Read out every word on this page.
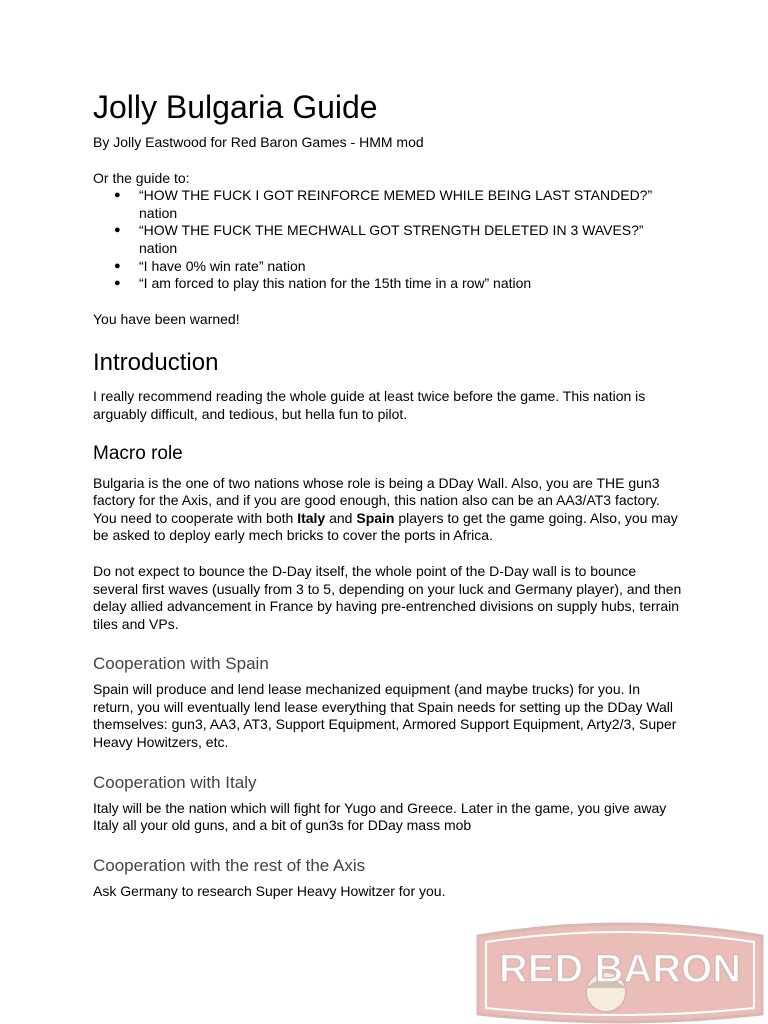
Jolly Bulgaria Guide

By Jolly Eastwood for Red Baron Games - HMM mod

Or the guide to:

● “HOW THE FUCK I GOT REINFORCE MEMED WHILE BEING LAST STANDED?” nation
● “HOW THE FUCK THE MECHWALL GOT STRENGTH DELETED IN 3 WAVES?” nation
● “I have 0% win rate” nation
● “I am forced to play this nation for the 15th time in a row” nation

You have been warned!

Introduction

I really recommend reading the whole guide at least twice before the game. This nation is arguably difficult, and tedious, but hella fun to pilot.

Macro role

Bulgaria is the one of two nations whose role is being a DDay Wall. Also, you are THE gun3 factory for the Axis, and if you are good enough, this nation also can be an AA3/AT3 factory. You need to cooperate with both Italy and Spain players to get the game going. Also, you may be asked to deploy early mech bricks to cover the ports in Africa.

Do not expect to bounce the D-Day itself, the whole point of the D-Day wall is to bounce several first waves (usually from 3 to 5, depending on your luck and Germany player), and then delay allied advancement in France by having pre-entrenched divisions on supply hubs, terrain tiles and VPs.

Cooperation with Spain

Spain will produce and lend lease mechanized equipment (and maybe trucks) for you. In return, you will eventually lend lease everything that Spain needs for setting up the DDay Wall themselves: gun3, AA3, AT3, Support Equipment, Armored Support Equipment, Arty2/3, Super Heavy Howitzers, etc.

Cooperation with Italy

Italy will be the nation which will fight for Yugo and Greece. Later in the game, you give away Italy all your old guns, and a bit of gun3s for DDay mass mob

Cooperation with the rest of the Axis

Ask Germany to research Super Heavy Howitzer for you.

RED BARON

──────────────────────────────

(Exercise goal)
Output the material word for word, omitting its pictures.

(Output for this exercise)
Read out every word on this page.
Jolly Bulgaria Guide

By Jolly Eastwood for Red Baron Games - HMM mod

Or the guide to:

● “HOW THE FUCK I GOT REINFORCE MEMED WHILE BEING LAST STANDED?” nation
● “HOW THE FUCK THE MECHWALL GOT STRENGTH DELETED IN 3 WAVES?” nation
● “I have 0% win rate” nation
● “I am forced to play this nation for the 15th time in a row” nation

You have been warned!

Introduction

I really recommend reading the whole guide at least twice before the game. This nation is arguably difficult, and tedious, but hella fun to pilot.

Macro role

Bulgaria is the one of two nations whose role is being a DDay Wall. Also, you are THE gun3 factory for the Axis, and if you are good enough, this nation also can be an AA3/AT3 factory. You need to cooperate with both Italy and Spain players to get the game going. Also, you may be asked to deploy early mech bricks to cover the ports in Africa.

Do not expect to bounce the D-Day itself, the whole point of the D-Day wall is to bounce several first waves (usually from 3 to 5, depending on your luck and Germany player), and then delay allied advancement in France by having pre-entrenched divisions on supply hubs, terrain tiles and VPs.

Cooperation with Spain

Spain will produce and lend lease mechanized equipment (and maybe trucks) for you. In return, you will eventually lend lease everything that Spain needs for setting up the DDay Wall themselves: gun3, AA3, AT3, Support Equipment, Armored Support Equipment, Arty2/3, Super Heavy Howitzers, etc.

Cooperation with Italy

Italy will be the nation which will fight for Yugo and Greece. Later in the game, you give away Italy all your old guns, and a bit of gun3s for DDay mass mob

Cooperation with the rest of the Axis

Ask Germany to research Super Heavy Howitzer for you.

RED BARON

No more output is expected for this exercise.